# Stored data:

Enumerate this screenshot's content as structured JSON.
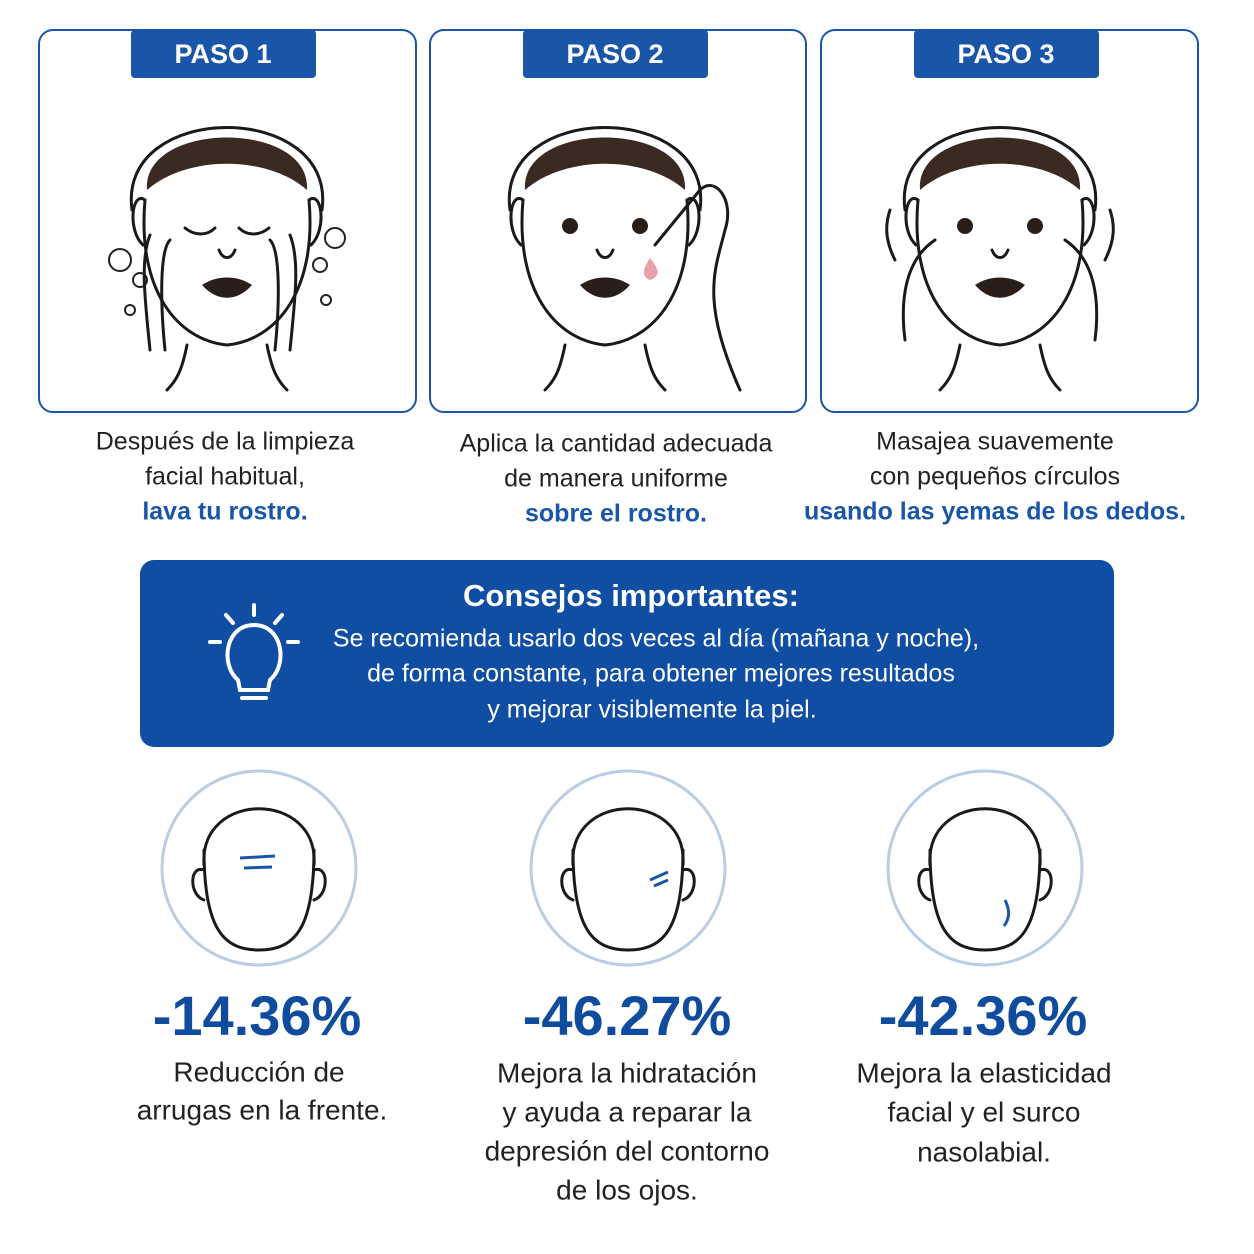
{
  "steps": [
    {
      "label": "PASO 1",
      "lines": [
        "Después de la limpieza",
        "facial habitual,"
      ],
      "highlight": "lava tu rostro."
    },
    {
      "label": "PASO 2",
      "lines": [
        "Aplica la cantidad adecuada",
        "de manera uniforme"
      ],
      "highlight": "sobre el rostro."
    },
    {
      "label": "PASO 3",
      "lines": [
        "Masajea suavemente",
        "con pequeños círculos"
      ],
      "highlight": "usando las yemas de los dedos."
    }
  ],
  "tips": {
    "title": "Consejos importantes:",
    "lines": [
      "Se recomienda usarlo dos veces al día (mañana y noche),",
      "de forma constante, para obtener mejores resultados",
      "y mejorar visiblemente la piel."
    ]
  },
  "results": [
    {
      "value": "-14.36%",
      "lines": [
        "Reducción de",
        "arrugas en la frente."
      ]
    },
    {
      "value": "-46.27%",
      "lines": [
        "Mejora la hidratación",
        "y ayuda a reparar la",
        "depresión del contorno",
        "de los ojos."
      ]
    },
    {
      "value": "-42.36%",
      "lines": [
        "Mejora la elasticidad",
        "facial y el surco",
        "nasolabial."
      ]
    }
  ]
}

# Aim:
Copy each line from the records above that includes the string "highlight".

# Correct output:
      "highlight": "lava tu rostro."
      "highlight": "sobre el rostro."
      "highlight": "usando las yemas de los dedos."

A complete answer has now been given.